>>>>
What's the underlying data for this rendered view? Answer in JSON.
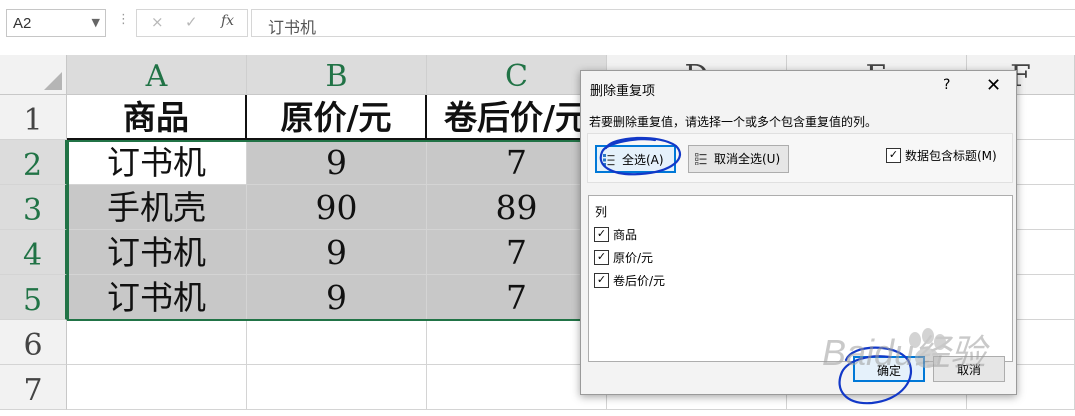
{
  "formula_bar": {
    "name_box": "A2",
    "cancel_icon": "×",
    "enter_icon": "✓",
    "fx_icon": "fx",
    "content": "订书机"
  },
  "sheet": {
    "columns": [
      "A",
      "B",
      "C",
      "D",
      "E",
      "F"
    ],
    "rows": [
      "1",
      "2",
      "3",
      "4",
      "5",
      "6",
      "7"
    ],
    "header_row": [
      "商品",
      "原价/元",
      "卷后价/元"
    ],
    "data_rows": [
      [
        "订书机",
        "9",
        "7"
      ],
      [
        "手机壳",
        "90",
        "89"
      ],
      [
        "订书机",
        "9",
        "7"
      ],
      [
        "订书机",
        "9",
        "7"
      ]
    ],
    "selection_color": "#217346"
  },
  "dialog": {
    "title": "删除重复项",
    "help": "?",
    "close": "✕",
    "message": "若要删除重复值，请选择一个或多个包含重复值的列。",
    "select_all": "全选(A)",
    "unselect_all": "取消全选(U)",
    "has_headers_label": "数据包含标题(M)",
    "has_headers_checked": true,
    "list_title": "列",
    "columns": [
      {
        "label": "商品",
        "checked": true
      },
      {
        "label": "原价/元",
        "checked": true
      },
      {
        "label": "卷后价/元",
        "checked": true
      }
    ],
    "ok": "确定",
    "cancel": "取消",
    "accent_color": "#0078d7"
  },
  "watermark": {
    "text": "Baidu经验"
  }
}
<<<<
>>>>
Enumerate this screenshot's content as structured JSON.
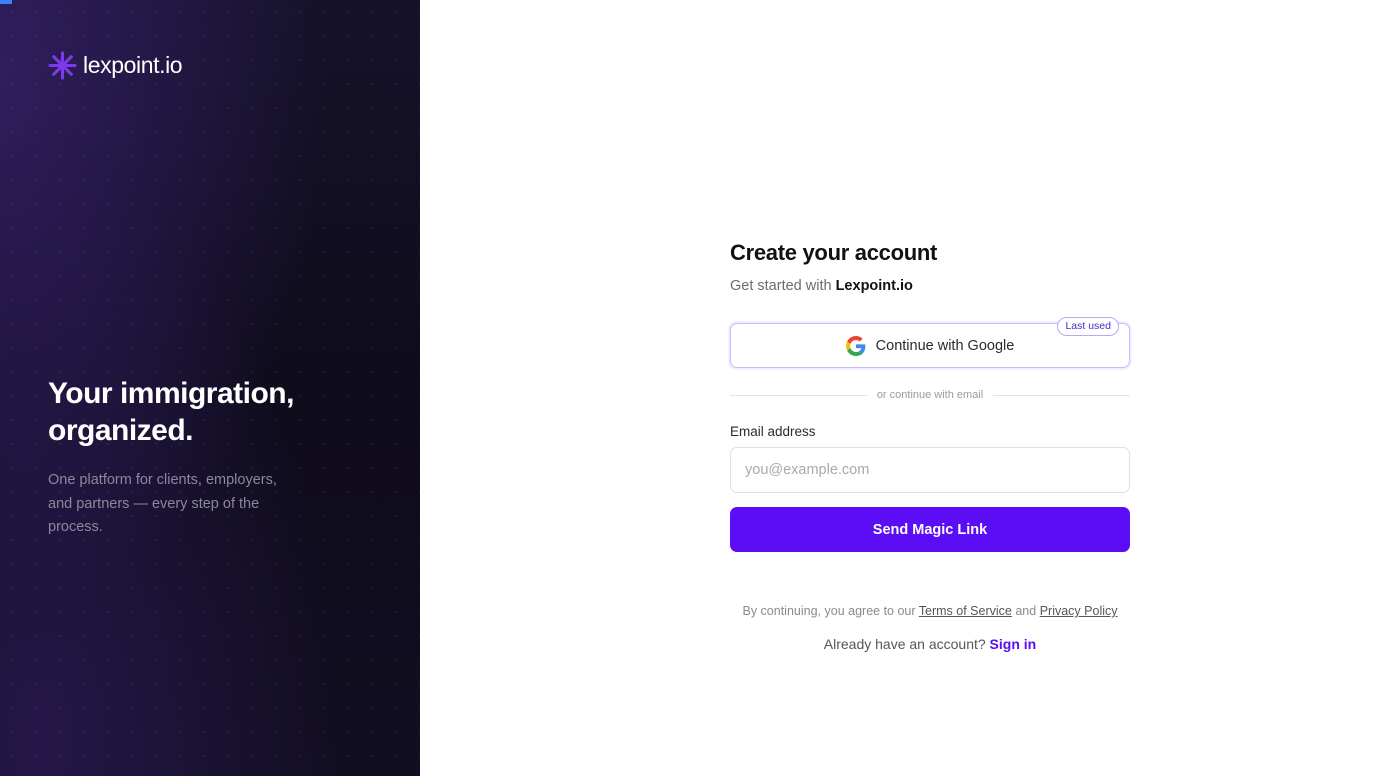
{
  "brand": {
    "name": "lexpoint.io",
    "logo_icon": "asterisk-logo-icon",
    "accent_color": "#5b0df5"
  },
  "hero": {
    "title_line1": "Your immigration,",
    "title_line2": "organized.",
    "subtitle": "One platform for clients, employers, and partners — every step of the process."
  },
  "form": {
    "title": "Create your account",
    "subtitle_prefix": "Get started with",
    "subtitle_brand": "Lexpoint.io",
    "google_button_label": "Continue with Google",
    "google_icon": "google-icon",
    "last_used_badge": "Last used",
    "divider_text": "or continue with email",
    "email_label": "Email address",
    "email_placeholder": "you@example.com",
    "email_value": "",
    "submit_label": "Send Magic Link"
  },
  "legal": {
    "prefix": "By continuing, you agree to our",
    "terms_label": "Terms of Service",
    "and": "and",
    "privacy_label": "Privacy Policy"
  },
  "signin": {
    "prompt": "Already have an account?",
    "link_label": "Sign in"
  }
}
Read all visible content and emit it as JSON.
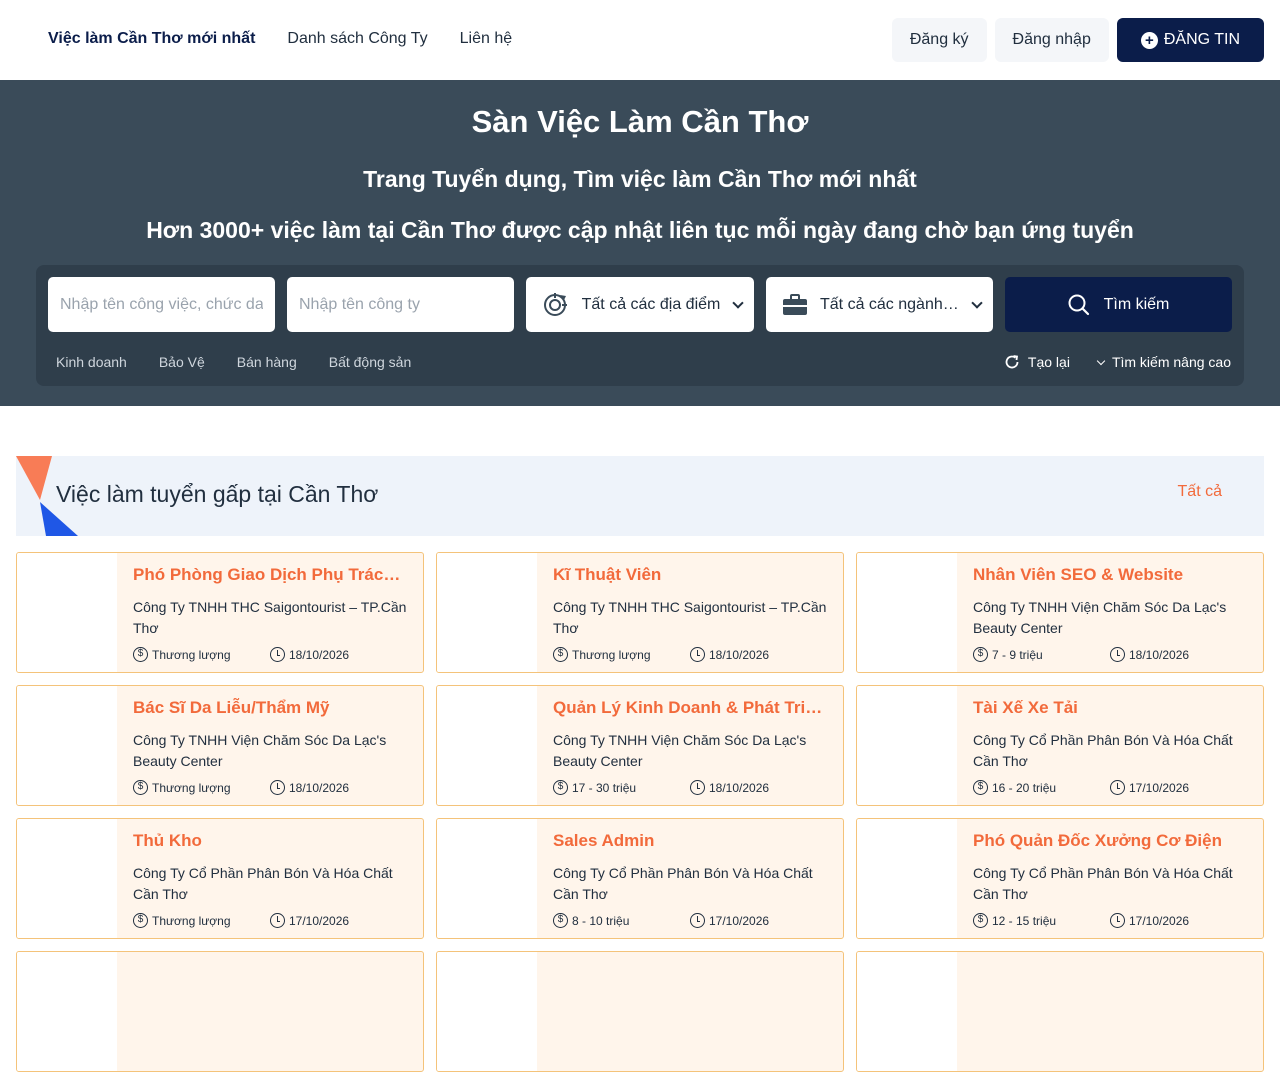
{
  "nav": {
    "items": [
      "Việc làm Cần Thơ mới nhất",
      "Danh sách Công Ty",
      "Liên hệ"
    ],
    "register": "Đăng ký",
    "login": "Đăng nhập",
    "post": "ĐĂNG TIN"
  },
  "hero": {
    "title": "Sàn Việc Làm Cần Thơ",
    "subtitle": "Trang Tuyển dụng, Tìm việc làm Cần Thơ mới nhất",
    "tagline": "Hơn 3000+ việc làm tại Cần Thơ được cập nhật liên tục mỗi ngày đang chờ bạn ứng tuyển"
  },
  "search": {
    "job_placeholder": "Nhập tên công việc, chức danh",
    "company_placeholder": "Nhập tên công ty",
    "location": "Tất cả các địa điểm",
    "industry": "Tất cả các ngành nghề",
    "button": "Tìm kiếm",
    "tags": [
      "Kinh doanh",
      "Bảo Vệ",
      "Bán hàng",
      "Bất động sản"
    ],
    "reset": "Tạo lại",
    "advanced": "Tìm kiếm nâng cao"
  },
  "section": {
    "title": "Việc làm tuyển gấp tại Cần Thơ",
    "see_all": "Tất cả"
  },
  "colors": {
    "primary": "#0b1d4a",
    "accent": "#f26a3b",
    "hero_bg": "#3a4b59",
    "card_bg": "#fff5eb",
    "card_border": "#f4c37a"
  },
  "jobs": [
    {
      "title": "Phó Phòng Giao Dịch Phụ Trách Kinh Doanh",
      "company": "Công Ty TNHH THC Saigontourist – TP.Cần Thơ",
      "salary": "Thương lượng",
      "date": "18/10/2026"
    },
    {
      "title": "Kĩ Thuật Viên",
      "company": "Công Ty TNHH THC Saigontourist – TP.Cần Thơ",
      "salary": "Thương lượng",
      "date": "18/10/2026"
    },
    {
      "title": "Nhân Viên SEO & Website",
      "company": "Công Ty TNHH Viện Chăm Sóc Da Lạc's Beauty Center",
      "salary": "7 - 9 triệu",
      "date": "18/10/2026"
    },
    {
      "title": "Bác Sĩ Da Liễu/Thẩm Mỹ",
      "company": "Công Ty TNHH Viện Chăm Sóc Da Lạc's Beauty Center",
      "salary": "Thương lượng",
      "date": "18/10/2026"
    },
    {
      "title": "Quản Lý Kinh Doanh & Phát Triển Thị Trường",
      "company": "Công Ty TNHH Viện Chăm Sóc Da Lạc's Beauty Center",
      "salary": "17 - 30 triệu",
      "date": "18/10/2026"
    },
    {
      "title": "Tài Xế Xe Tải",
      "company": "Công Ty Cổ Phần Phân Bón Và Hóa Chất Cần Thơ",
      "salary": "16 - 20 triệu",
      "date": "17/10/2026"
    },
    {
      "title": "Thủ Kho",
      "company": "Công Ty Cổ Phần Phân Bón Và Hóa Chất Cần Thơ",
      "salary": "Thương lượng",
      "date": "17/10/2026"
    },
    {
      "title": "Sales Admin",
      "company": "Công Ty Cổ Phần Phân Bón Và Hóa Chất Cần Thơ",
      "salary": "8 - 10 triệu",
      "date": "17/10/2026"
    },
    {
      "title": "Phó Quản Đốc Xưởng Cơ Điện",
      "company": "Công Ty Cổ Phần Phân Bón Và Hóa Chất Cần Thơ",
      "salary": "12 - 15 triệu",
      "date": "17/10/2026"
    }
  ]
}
<<<<
▶ **Work to do**
Where does the word "triệu" appear? Return each line that holds it.

▶ **Finished answer**
      "salary": "7 - 9 triệu",
      "salary": "17 - 30 triệu",
      "salary": "16 - 20 triệu",
      "salary": "8 - 10 triệu",
      "salary": "12 - 15 triệu",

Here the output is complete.